**About this task:**
From first line to last, output the records below exactly.

**Raw data:**
::::::

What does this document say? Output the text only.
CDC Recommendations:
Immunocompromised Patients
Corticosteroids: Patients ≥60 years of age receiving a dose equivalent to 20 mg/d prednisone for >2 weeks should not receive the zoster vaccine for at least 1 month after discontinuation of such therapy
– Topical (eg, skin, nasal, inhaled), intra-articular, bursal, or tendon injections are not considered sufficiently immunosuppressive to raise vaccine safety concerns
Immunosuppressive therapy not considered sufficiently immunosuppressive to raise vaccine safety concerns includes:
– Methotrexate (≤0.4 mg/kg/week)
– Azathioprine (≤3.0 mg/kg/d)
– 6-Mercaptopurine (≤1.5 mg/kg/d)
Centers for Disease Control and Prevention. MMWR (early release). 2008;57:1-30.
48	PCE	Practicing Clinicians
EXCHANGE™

::::::

**Response to the task:**
What does this document say? Output the text only.
CDC Recommendations:
Immunocompromised Patients
Corticosteroids: Patients ≥60 years of age receiving a dose equivalent to 20 mg/d prednisone for >2 weeks should not receive the zoster vaccine for at least 1 month after discontinuation of such therapy
– Topical (eg, skin, nasal, inhaled), intra-articular, bursal, or tendon injections are not considered sufficiently immunosuppressive to raise vaccine safety concerns
Immunosuppressive therapy not considered sufficiently immunosuppressive to raise vaccine safety concerns includes:
– Methotrexate (≤0.4 mg/kg/week)
– Azathioprine (≤3.0 mg/kg/d)
– 6-Mercaptopurine (≤1.5 mg/kg/d)
Centers for Disease Control and Prevention. MMWR (early release). 2008;57:1-30.
48	PCE	Practicing Clinicians
EXCHANGE™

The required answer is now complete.